##### Text to read #####
The reasons adduced for this negative assessment were the
classic ones: international taxes can distort investment and
trade flows, can undermine national sovereignty, may be
impossible to universalize, and may even tamper with a
country's defence capacities (in the case of taxes on arms
sales).''.
(42) In order to tax with the greatest of ease, the United
Nations panel of June 10, 2005, advocated the following: ``For
other panelists, however, at least some new fiscal levies could
be instituted without seeking a universal consensus. The best
example of this is given by flight departure taxes; these can
be implemented at the country level and can generate a fairly
predictable and rich stream.''.
(43) On August 28, 2005, Asia-Europe Dialogue & Partner
offered their Declaration on Innovative Sources of Financing
for Development, ``At the initiative of President Luiz Inacio
Lula da Silva, of Brazil, we gathered in New York, on 20th
September 2004, to ... increase financing for development. ...
[T]he international discussions of innovative sources of
funding have gained momentum. The issue has become a regular
feature in UN discussions on financing for development and has
been in the agenda of multilateral financial institutions and
other important international fora.''.
(44) The United Nations General Assembly agenda item dated
on October 15, 2004, and titled ``Follow-up to and
implementation of the outcome of the International Conference
on Financing for Development'' states the determination of the
General Assembly ``to continue to implement and build further
on the commitments made and agreements reached at the
International Conference on Financing for Development and to
strengthen the coordinated and coherent engagement of all
relevant stakeholders in the financing for development
process''.
##### Provided material #####
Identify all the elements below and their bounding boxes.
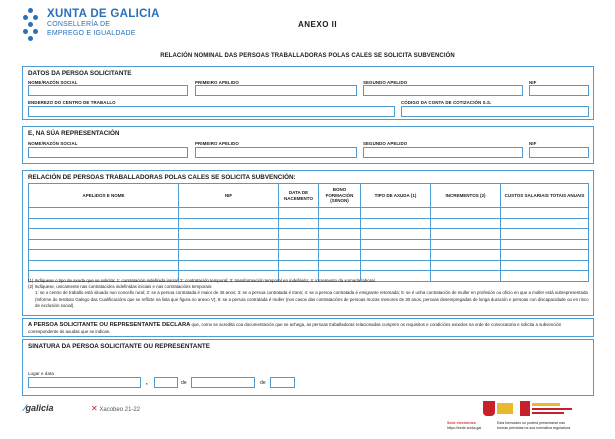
#####
## [Stated exercise 1]
In the passage on financing for development, at whose initiative did the group gather in New York on 20th September 2004?
## [Stated exercise 2]
Reproduce the passage on financing for development between "(43) On August" and "for development. ...", inclusive.
## [Stated exercise 3]
Resume the passage on financing for development after its last sentence and carry it further.

## [Exercise response 1]
President Luiz Inacio Lula da Silva of Brazil.

## [Exercise response 2]
(43) On August 28, 2005, Asia-Europe Dialogue & Partner
offered their Declaration on Innovative Sources of Financing
for Development, ``At the initiative of President Luiz Inacio
Lula da Silva, of Brazil, we gathered in New York, on 20th
September 2004, to ... increase financing for development. ...

## [Exercise response 3]
(45) The World Federalist Movement Web page on Global
Economic Governance states that organization's position on
global levies or taxes, noting the United Nations' calls for
major efforts to mobilize additional financial resources and
stating that a treaty or convention for collection of revenues
for funding is in the works: ``For multilateral institutions to
be effective and independent they must have stable and adequate
funding. There is a fundamental need for new financial
mechanisms to provide for a strengthened and democratized
multilateral system. Since the U.N. conference on Financing for
Development in 2002, more intergovernmental attention has been
given to the possibility of innovative sources of finance such
as environmental charge, currency transaction taxation,
taxation of arms trade, International Financial Facility as
proposed by the British government, and remittance's benefits
as well as voluntary contributions through credit cards and
lotteries.
``Several reports have been written on the feasibility of
some of these innovative sources of finance by Member-States
and U.N. bodies. In the note by the U.N. Secretary-General on
innovative sources of financing for development, he calls for
`major efforts by developing countries and the international
community to mobilize additional financial resource'. Brazil,
France, Chile and Spain have taken the lead in a campaign for
Action against Hunger and Poverty emphasizing the need for
innovative finance mechanisms if the Millennium Development
Goals (MDGs) are to be accomplished.
``Whereas the current intergovernmental debate about
innovative sources of finance is placed within the framework of
financing development and more specifically the MDGs, WFM
believes that the debate should be seen in a broader
perspective to also include the element of independent funding
of multilateral organizations.
``At present the most powerful countries provide the vast
majority of funding for international organizations and possess
an immense and unbalanced control over the political decisions
of these organizations. To reverse this trend, WFM calls for a
mixture of state and independent funding of international
organizations to ensure fair and democratic decision-making
processes exempt from power politics. WFM thus believes that
independent funding for multilateral organizations would
address the challenges and obstacles for achieving democratic
global governance.
``WFM specifically consider the global taxation of
transnational currency transactions to be the most important
source of independent funding and advocates a global
implementation of the Tobin tax. Eventually, in cooperation
with other NGOs and legal experts, WFM hopes to draft a treaty
or convention for collection of revenues for funding the
multilateral system that can be proposed and carried forth in
intergovernmental processes.''.
(46) The International Financial Institutions in Latin
America state on their Web page the following: ``Another study
on innovative sources of financing for development,
commissioned by the U.N. from WIDER (The World Institute for
Development Economics Research), was published in August 2004.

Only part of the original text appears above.